[START]

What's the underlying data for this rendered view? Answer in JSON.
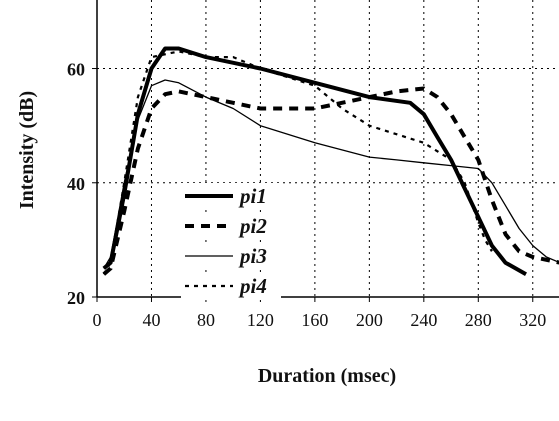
{
  "chart_data": {
    "type": "line",
    "xlabel": "Duration (msec)",
    "ylabel": "Intensity (dB)",
    "xlim": [
      0,
      340
    ],
    "ylim": [
      20,
      72
    ],
    "xticks": [
      0,
      40,
      80,
      120,
      160,
      200,
      240,
      280,
      320
    ],
    "yticks": [
      20,
      40,
      60
    ],
    "grid": true,
    "legend": "lower left",
    "series": [
      {
        "name": "pi1",
        "color": "#000000",
        "width": 4,
        "dash": "none",
        "x": [
          5,
          10,
          20,
          30,
          40,
          50,
          60,
          80,
          120,
          160,
          200,
          230,
          240,
          250,
          260,
          270,
          280,
          290,
          300,
          315
        ],
        "values": [
          25,
          26,
          38,
          52,
          60,
          63.5,
          63.5,
          62,
          60,
          57.5,
          55,
          54,
          52,
          48,
          44,
          39,
          34,
          29,
          26,
          24
        ]
      },
      {
        "name": "pi2",
        "color": "#000000",
        "width": 4,
        "dash": "9 7",
        "x": [
          5,
          10,
          20,
          30,
          40,
          50,
          60,
          80,
          100,
          120,
          160,
          200,
          220,
          240,
          250,
          260,
          270,
          280,
          290,
          300,
          310,
          320,
          340
        ],
        "values": [
          24,
          25,
          35,
          46,
          53,
          55.5,
          56,
          55,
          54,
          53,
          53,
          55,
          56,
          56.5,
          55,
          52,
          48,
          44,
          37,
          31,
          28,
          27,
          26
        ]
      },
      {
        "name": "pi3",
        "color": "#000000",
        "width": 1.3,
        "dash": "none",
        "x": [
          5,
          10,
          20,
          30,
          40,
          50,
          60,
          80,
          100,
          120,
          160,
          200,
          220,
          240,
          260,
          280,
          290,
          300,
          310,
          320,
          330,
          340
        ],
        "values": [
          25,
          27,
          40,
          51,
          57,
          58,
          57.5,
          55,
          53,
          50,
          47,
          44.5,
          44,
          43.5,
          43,
          42.5,
          40,
          36,
          32,
          29,
          27,
          26
        ]
      },
      {
        "name": "pi4",
        "color": "#000000",
        "width": 2.2,
        "dash": "4 5",
        "x": [
          5,
          10,
          20,
          30,
          40,
          60,
          80,
          100,
          120,
          160,
          180,
          200,
          240,
          260,
          270,
          280,
          285,
          290
        ],
        "values": [
          24,
          26,
          40,
          55,
          62,
          63,
          62,
          62,
          60,
          57,
          53,
          50,
          47,
          44,
          40,
          33,
          30,
          28
        ]
      }
    ]
  }
}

[END]

# EXERCISE BRIEF
Pictures don't belong in the copy. Restate all the entries exactly.

# ANSWER BELOW
What's the underlying data for this rendered view? Answer in JSON.
{
  "chart_data": {
    "type": "line",
    "xlabel": "Duration (msec)",
    "ylabel": "Intensity (dB)",
    "xlim": [
      0,
      340
    ],
    "ylim": [
      20,
      72
    ],
    "xticks": [
      0,
      40,
      80,
      120,
      160,
      200,
      240,
      280,
      320
    ],
    "yticks": [
      20,
      40,
      60
    ],
    "grid": true,
    "legend": "lower left",
    "series": [
      {
        "name": "pi1",
        "color": "#000000",
        "width": 4,
        "dash": "none",
        "x": [
          5,
          10,
          20,
          30,
          40,
          50,
          60,
          80,
          120,
          160,
          200,
          230,
          240,
          250,
          260,
          270,
          280,
          290,
          300,
          315
        ],
        "values": [
          25,
          26,
          38,
          52,
          60,
          63.5,
          63.5,
          62,
          60,
          57.5,
          55,
          54,
          52,
          48,
          44,
          39,
          34,
          29,
          26,
          24
        ]
      },
      {
        "name": "pi2",
        "color": "#000000",
        "width": 4,
        "dash": "9 7",
        "x": [
          5,
          10,
          20,
          30,
          40,
          50,
          60,
          80,
          100,
          120,
          160,
          200,
          220,
          240,
          250,
          260,
          270,
          280,
          290,
          300,
          310,
          320,
          340
        ],
        "values": [
          24,
          25,
          35,
          46,
          53,
          55.5,
          56,
          55,
          54,
          53,
          53,
          55,
          56,
          56.5,
          55,
          52,
          48,
          44,
          37,
          31,
          28,
          27,
          26
        ]
      },
      {
        "name": "pi3",
        "color": "#000000",
        "width": 1.3,
        "dash": "none",
        "x": [
          5,
          10,
          20,
          30,
          40,
          50,
          60,
          80,
          100,
          120,
          160,
          200,
          220,
          240,
          260,
          280,
          290,
          300,
          310,
          320,
          330,
          340
        ],
        "values": [
          25,
          27,
          40,
          51,
          57,
          58,
          57.5,
          55,
          53,
          50,
          47,
          44.5,
          44,
          43.5,
          43,
          42.5,
          40,
          36,
          32,
          29,
          27,
          26
        ]
      },
      {
        "name": "pi4",
        "color": "#000000",
        "width": 2.2,
        "dash": "4 5",
        "x": [
          5,
          10,
          20,
          30,
          40,
          60,
          80,
          100,
          120,
          160,
          180,
          200,
          240,
          260,
          270,
          280,
          285,
          290
        ],
        "values": [
          24,
          26,
          40,
          55,
          62,
          63,
          62,
          62,
          60,
          57,
          53,
          50,
          47,
          44,
          40,
          33,
          30,
          28
        ]
      }
    ]
  }
}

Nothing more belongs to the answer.